── Stored rows

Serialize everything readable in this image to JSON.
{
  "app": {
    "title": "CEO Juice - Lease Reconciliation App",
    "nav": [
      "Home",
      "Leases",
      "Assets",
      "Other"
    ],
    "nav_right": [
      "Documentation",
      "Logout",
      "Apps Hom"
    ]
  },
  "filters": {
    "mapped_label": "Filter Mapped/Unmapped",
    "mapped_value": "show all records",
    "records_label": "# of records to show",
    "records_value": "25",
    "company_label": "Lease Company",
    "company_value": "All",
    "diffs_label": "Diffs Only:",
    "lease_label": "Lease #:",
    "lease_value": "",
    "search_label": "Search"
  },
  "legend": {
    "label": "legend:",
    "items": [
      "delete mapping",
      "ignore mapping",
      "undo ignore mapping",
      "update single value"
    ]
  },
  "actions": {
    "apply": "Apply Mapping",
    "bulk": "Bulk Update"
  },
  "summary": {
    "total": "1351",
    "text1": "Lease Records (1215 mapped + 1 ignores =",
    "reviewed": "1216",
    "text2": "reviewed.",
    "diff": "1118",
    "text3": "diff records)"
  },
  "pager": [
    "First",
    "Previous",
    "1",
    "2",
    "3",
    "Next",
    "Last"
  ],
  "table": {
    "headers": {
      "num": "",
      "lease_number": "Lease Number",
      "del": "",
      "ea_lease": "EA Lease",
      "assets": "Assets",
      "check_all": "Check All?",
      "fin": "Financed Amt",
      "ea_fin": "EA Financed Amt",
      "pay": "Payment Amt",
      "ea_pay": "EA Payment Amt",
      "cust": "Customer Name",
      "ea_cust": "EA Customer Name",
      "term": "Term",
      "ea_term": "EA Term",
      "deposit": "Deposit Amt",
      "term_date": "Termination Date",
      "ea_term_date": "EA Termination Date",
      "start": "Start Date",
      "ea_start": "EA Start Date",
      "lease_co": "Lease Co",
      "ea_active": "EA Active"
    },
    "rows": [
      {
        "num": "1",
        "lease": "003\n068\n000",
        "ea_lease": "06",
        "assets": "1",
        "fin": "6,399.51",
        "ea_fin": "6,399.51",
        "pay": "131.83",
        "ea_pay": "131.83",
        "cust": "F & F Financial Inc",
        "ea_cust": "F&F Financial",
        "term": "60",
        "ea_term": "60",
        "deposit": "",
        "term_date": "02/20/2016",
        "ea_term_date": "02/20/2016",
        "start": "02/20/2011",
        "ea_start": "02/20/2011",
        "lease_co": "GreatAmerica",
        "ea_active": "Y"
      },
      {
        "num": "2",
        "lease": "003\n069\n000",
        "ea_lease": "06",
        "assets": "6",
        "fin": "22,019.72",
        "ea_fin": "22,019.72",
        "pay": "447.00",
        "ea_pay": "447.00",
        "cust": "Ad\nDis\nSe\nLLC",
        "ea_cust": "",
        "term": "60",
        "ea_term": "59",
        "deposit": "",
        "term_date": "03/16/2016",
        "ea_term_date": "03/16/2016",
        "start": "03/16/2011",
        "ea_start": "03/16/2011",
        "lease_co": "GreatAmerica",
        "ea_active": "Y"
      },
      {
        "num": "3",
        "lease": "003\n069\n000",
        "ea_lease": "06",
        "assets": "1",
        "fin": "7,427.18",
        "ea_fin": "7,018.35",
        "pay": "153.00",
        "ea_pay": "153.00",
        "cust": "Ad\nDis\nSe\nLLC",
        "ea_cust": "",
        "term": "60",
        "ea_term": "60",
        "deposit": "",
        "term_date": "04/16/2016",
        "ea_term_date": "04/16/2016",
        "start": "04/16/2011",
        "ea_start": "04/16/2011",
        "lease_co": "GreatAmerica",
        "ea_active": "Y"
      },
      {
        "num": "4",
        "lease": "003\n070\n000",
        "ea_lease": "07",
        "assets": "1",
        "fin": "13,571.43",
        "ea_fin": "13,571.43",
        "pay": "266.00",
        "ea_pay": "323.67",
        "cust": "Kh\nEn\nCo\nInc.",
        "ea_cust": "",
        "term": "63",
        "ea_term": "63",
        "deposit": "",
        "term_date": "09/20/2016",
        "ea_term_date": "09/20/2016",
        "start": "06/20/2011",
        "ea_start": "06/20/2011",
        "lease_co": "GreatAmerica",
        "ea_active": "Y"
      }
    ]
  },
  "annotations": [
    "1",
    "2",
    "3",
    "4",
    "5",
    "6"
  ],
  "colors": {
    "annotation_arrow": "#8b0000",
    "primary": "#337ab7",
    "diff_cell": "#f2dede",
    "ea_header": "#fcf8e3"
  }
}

────

Exercise requirements: Transcribe all lines as written.

Exercise response:
Serialize everything readable in this image to JSON.
{
  "app": {
    "title": "CEO Juice - Lease Reconciliation App",
    "nav": [
      "Home",
      "Leases",
      "Assets",
      "Other"
    ],
    "nav_right": [
      "Documentation",
      "Logout",
      "Apps Hom"
    ]
  },
  "filters": {
    "mapped_label": "Filter Mapped/Unmapped",
    "mapped_value": "show all records",
    "records_label": "# of records to show",
    "records_value": "25",
    "company_label": "Lease Company",
    "company_value": "All",
    "diffs_label": "Diffs Only:",
    "lease_label": "Lease #:",
    "lease_value": "",
    "search_label": "Search"
  },
  "legend": {
    "label": "legend:",
    "items": [
      "delete mapping",
      "ignore mapping",
      "undo ignore mapping",
      "update single value"
    ]
  },
  "actions": {
    "apply": "Apply Mapping",
    "bulk": "Bulk Update"
  },
  "summary": {
    "total": "1351",
    "text1": "Lease Records (1215 mapped + 1 ignores =",
    "reviewed": "1216",
    "text2": "reviewed.",
    "diff": "1118",
    "text3": "diff records)"
  },
  "pager": [
    "First",
    "Previous",
    "1",
    "2",
    "3",
    "Next",
    "Last"
  ],
  "table": {
    "headers": {
      "num": "",
      "lease_number": "Lease Number",
      "del": "",
      "ea_lease": "EA Lease",
      "assets": "Assets",
      "check_all": "Check All?",
      "fin": "Financed Amt",
      "ea_fin": "EA Financed Amt",
      "pay": "Payment Amt",
      "ea_pay": "EA Payment Amt",
      "cust": "Customer Name",
      "ea_cust": "EA Customer Name",
      "term": "Term",
      "ea_term": "EA Term",
      "deposit": "Deposit Amt",
      "term_date": "Termination Date",
      "ea_term_date": "EA Termination Date",
      "start": "Start Date",
      "ea_start": "EA Start Date",
      "lease_co": "Lease Co",
      "ea_active": "EA Active"
    },
    "rows": [
      {
        "num": "1",
        "lease": "003\n068\n000",
        "ea_lease": "06",
        "assets": "1",
        "fin": "6,399.51",
        "ea_fin": "6,399.51",
        "pay": "131.83",
        "ea_pay": "131.83",
        "cust": "F & F Financial Inc",
        "ea_cust": "F&F Financial",
        "term": "60",
        "ea_term": "60",
        "deposit": "",
        "term_date": "02/20/2016",
        "ea_term_date": "02/20/2016",
        "start": "02/20/2011",
        "ea_start": "02/20/2011",
        "lease_co": "GreatAmerica",
        "ea_active": "Y"
      },
      {
        "num": "2",
        "lease": "003\n069\n000",
        "ea_lease": "06",
        "assets": "6",
        "fin": "22,019.72",
        "ea_fin": "22,019.72",
        "pay": "447.00",
        "ea_pay": "447.00",
        "cust": "Ad\nDis\nSe\nLLC",
        "ea_cust": "",
        "term": "60",
        "ea_term": "59",
        "deposit": "",
        "term_date": "03/16/2016",
        "ea_term_date": "03/16/2016",
        "start": "03/16/2011",
        "ea_start": "03/16/2011",
        "lease_co": "GreatAmerica",
        "ea_active": "Y"
      },
      {
        "num": "3",
        "lease": "003\n069\n000",
        "ea_lease": "06",
        "assets": "1",
        "fin": "7,427.18",
        "ea_fin": "7,018.35",
        "pay": "153.00",
        "ea_pay": "153.00",
        "cust": "Ad\nDis\nSe\nLLC",
        "ea_cust": "",
        "term": "60",
        "ea_term": "60",
        "deposit": "",
        "term_date": "04/16/2016",
        "ea_term_date": "04/16/2016",
        "start": "04/16/2011",
        "ea_start": "04/16/2011",
        "lease_co": "GreatAmerica",
        "ea_active": "Y"
      },
      {
        "num": "4",
        "lease": "003\n070\n000",
        "ea_lease": "07",
        "assets": "1",
        "fin": "13,571.43",
        "ea_fin": "13,571.43",
        "pay": "266.00",
        "ea_pay": "323.67",
        "cust": "Kh\nEn\nCo\nInc.",
        "ea_cust": "",
        "term": "63",
        "ea_term": "63",
        "deposit": "",
        "term_date": "09/20/2016",
        "ea_term_date": "09/20/2016",
        "start": "06/20/2011",
        "ea_start": "06/20/2011",
        "lease_co": "GreatAmerica",
        "ea_active": "Y"
      }
    ]
  },
  "annotations": [
    "1",
    "2",
    "3",
    "4",
    "5",
    "6"
  ],
  "colors": {
    "annotation_arrow": "#8b0000",
    "primary": "#337ab7",
    "diff_cell": "#f2dede",
    "ea_header": "#fcf8e3"
  }
}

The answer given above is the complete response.